What you will do —
From the entries below, please gather each line containing the string "title".

_ _ _ _

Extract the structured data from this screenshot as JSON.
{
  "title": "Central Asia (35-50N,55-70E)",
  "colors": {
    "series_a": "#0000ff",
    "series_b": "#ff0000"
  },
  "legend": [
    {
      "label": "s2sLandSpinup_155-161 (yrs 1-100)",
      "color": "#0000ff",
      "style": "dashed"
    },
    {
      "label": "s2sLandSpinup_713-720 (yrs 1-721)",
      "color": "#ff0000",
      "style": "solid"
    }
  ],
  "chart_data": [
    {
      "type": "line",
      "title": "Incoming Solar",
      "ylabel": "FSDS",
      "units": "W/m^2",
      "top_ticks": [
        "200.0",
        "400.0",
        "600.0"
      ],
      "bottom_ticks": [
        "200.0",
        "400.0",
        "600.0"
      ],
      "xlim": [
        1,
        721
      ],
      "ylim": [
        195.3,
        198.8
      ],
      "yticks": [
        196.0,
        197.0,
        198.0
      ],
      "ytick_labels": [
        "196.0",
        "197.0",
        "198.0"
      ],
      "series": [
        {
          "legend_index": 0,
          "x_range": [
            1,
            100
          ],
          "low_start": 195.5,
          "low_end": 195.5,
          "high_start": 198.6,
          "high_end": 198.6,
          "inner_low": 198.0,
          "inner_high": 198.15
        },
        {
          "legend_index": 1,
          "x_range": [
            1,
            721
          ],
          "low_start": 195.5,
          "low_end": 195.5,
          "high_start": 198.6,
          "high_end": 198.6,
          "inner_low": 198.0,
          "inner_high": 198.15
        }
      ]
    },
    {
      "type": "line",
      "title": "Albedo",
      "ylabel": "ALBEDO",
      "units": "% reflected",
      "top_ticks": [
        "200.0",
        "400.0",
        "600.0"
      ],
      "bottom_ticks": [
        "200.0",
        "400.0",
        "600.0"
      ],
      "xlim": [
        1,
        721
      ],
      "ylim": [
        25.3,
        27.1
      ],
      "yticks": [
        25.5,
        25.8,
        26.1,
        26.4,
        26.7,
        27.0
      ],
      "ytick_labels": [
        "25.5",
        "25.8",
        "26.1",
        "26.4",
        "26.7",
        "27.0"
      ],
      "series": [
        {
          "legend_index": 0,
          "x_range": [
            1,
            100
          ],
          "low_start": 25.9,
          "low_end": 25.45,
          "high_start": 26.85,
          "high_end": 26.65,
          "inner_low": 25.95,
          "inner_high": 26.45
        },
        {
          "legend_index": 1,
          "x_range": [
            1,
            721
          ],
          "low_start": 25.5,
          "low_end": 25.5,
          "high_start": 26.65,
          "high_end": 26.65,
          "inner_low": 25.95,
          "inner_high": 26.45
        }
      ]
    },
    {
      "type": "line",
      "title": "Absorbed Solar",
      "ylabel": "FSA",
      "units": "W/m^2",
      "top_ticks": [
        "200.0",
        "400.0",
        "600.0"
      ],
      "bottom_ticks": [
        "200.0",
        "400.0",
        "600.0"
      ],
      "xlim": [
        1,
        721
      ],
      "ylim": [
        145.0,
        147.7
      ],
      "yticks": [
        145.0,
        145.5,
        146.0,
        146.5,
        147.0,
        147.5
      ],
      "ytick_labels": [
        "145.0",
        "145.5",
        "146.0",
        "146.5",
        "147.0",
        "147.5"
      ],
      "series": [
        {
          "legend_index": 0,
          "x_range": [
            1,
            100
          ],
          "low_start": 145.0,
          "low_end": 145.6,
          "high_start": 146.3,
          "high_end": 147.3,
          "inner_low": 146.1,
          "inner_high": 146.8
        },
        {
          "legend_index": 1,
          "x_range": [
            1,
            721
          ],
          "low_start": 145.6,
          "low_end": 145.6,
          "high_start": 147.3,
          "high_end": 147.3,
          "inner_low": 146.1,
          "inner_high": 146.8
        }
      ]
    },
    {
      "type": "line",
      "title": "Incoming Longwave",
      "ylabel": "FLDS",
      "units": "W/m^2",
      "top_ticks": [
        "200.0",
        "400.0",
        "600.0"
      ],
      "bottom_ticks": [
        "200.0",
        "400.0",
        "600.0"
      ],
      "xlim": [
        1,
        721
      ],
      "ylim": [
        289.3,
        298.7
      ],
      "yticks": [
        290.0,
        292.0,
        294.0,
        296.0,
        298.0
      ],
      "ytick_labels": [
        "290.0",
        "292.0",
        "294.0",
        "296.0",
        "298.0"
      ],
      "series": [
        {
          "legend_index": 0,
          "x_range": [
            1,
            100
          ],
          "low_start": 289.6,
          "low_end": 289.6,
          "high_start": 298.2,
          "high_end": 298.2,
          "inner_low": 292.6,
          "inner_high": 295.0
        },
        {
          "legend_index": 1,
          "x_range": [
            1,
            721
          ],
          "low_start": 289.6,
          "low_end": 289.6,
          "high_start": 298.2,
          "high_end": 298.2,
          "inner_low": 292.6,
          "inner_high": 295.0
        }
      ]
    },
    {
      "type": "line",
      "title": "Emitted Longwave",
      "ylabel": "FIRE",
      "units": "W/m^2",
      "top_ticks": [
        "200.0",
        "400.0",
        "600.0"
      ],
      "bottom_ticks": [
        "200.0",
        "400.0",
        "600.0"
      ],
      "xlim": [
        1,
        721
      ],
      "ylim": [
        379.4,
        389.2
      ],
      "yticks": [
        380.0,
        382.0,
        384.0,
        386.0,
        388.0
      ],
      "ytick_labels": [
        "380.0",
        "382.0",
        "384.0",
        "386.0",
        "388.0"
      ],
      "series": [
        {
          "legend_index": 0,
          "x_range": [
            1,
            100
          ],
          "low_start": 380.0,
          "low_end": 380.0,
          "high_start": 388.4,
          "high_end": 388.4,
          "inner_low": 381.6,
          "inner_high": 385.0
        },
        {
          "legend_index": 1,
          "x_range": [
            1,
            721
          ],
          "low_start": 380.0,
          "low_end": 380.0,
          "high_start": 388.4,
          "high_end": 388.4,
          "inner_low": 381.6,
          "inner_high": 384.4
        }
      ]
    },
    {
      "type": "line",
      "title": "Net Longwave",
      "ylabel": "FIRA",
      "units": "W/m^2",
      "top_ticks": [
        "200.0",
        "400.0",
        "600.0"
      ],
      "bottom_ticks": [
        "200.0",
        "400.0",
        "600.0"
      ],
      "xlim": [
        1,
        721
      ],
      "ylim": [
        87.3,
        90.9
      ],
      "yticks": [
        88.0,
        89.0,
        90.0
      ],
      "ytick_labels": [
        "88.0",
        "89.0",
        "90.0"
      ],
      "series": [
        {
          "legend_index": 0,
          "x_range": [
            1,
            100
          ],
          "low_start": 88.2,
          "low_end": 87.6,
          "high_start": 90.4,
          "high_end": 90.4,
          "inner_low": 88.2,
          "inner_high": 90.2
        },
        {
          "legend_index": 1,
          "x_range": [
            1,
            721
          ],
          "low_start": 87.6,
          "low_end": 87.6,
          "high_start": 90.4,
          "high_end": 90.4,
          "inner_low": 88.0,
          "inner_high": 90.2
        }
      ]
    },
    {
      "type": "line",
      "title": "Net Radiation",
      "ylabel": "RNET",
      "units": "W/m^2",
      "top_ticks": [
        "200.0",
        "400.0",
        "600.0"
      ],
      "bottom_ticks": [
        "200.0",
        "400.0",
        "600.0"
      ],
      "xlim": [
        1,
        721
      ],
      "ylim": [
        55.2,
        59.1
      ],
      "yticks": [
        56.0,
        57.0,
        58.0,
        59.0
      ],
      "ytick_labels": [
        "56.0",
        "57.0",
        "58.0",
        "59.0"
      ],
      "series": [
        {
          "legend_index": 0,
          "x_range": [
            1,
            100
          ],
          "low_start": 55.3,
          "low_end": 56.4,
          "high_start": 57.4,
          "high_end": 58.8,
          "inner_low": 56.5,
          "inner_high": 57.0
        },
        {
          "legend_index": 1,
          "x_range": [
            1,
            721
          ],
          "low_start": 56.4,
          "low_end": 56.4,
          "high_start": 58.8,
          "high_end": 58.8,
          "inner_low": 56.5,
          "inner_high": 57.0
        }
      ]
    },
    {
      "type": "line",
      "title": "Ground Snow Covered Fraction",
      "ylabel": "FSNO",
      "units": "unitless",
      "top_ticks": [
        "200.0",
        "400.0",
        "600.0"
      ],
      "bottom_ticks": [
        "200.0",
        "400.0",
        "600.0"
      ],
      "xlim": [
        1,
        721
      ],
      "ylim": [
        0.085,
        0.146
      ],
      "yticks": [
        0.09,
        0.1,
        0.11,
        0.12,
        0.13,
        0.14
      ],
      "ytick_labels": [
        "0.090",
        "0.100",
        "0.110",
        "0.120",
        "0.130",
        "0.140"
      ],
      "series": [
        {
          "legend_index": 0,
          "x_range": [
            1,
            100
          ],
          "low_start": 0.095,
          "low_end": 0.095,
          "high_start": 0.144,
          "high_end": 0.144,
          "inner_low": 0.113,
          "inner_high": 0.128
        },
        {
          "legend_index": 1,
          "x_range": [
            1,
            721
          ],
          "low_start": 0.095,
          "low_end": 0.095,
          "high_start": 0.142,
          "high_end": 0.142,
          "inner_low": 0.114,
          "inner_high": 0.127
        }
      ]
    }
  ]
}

_ _ _ _

Correct answer —
  "title": "Central Asia (35-50N,55-70E)",
      "title": "Incoming Solar",
      "title": "Albedo",
      "title": "Absorbed Solar",
      "title": "Incoming Longwave",
      "title": "Emitted Longwave",
      "title": "Net Longwave",
      "title": "Net Radiation",
      "title": "Ground Snow Covered Fraction",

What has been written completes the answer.